Data in this exercise

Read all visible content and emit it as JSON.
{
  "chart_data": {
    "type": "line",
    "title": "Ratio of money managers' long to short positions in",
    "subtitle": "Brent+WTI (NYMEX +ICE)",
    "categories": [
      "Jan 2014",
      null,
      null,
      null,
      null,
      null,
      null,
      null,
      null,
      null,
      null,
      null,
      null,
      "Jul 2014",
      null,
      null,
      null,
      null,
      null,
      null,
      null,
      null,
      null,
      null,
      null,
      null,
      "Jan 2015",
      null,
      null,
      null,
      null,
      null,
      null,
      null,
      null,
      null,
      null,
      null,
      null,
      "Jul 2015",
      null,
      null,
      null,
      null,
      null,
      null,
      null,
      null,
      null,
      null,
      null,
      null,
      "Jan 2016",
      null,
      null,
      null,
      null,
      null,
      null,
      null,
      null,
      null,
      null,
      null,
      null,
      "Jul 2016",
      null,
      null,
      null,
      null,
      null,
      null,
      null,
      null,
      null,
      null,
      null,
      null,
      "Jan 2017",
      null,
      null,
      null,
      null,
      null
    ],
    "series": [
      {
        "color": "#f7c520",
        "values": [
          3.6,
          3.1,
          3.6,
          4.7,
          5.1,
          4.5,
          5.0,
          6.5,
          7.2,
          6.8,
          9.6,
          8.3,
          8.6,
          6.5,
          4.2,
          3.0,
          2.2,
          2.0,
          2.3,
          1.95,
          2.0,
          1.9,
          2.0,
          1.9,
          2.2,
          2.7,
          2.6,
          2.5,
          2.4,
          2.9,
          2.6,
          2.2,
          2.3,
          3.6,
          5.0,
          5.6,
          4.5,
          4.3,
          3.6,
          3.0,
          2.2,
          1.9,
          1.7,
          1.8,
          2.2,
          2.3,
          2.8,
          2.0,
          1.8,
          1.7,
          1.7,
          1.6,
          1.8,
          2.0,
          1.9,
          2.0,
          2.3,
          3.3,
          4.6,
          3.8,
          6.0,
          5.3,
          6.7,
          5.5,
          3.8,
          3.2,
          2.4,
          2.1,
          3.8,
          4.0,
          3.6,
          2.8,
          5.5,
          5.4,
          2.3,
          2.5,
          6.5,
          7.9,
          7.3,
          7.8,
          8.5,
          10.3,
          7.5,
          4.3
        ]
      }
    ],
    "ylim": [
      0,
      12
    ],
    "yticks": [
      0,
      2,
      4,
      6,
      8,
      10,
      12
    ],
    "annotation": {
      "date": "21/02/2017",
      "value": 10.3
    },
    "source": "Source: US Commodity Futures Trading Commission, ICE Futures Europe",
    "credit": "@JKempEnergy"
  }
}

Directions
Your task is to quote the listing above word for word.

Correct result
Read all visible content and emit it as JSON.
{
  "chart_data": {
    "type": "line",
    "title": "Ratio of money managers' long to short positions in",
    "subtitle": "Brent+WTI (NYMEX +ICE)",
    "categories": [
      "Jan 2014",
      null,
      null,
      null,
      null,
      null,
      null,
      null,
      null,
      null,
      null,
      null,
      null,
      "Jul 2014",
      null,
      null,
      null,
      null,
      null,
      null,
      null,
      null,
      null,
      null,
      null,
      null,
      "Jan 2015",
      null,
      null,
      null,
      null,
      null,
      null,
      null,
      null,
      null,
      null,
      null,
      null,
      "Jul 2015",
      null,
      null,
      null,
      null,
      null,
      null,
      null,
      null,
      null,
      null,
      null,
      null,
      "Jan 2016",
      null,
      null,
      null,
      null,
      null,
      null,
      null,
      null,
      null,
      null,
      null,
      null,
      "Jul 2016",
      null,
      null,
      null,
      null,
      null,
      null,
      null,
      null,
      null,
      null,
      null,
      null,
      "Jan 2017",
      null,
      null,
      null,
      null,
      null
    ],
    "series": [
      {
        "color": "#f7c520",
        "values": [
          3.6,
          3.1,
          3.6,
          4.7,
          5.1,
          4.5,
          5.0,
          6.5,
          7.2,
          6.8,
          9.6,
          8.3,
          8.6,
          6.5,
          4.2,
          3.0,
          2.2,
          2.0,
          2.3,
          1.95,
          2.0,
          1.9,
          2.0,
          1.9,
          2.2,
          2.7,
          2.6,
          2.5,
          2.4,
          2.9,
          2.6,
          2.2,
          2.3,
          3.6,
          5.0,
          5.6,
          4.5,
          4.3,
          3.6,
          3.0,
          2.2,
          1.9,
          1.7,
          1.8,
          2.2,
          2.3,
          2.8,
          2.0,
          1.8,
          1.7,
          1.7,
          1.6,
          1.8,
          2.0,
          1.9,
          2.0,
          2.3,
          3.3,
          4.6,
          3.8,
          6.0,
          5.3,
          6.7,
          5.5,
          3.8,
          3.2,
          2.4,
          2.1,
          3.8,
          4.0,
          3.6,
          2.8,
          5.5,
          5.4,
          2.3,
          2.5,
          6.5,
          7.9,
          7.3,
          7.8,
          8.5,
          10.3,
          7.5,
          4.3
        ]
      }
    ],
    "ylim": [
      0,
      12
    ],
    "yticks": [
      0,
      2,
      4,
      6,
      8,
      10,
      12
    ],
    "annotation": {
      "date": "21/02/2017",
      "value": 10.3
    },
    "source": "Source: US Commodity Futures Trading Commission, ICE Futures Europe",
    "credit": "@JKempEnergy"
  }
}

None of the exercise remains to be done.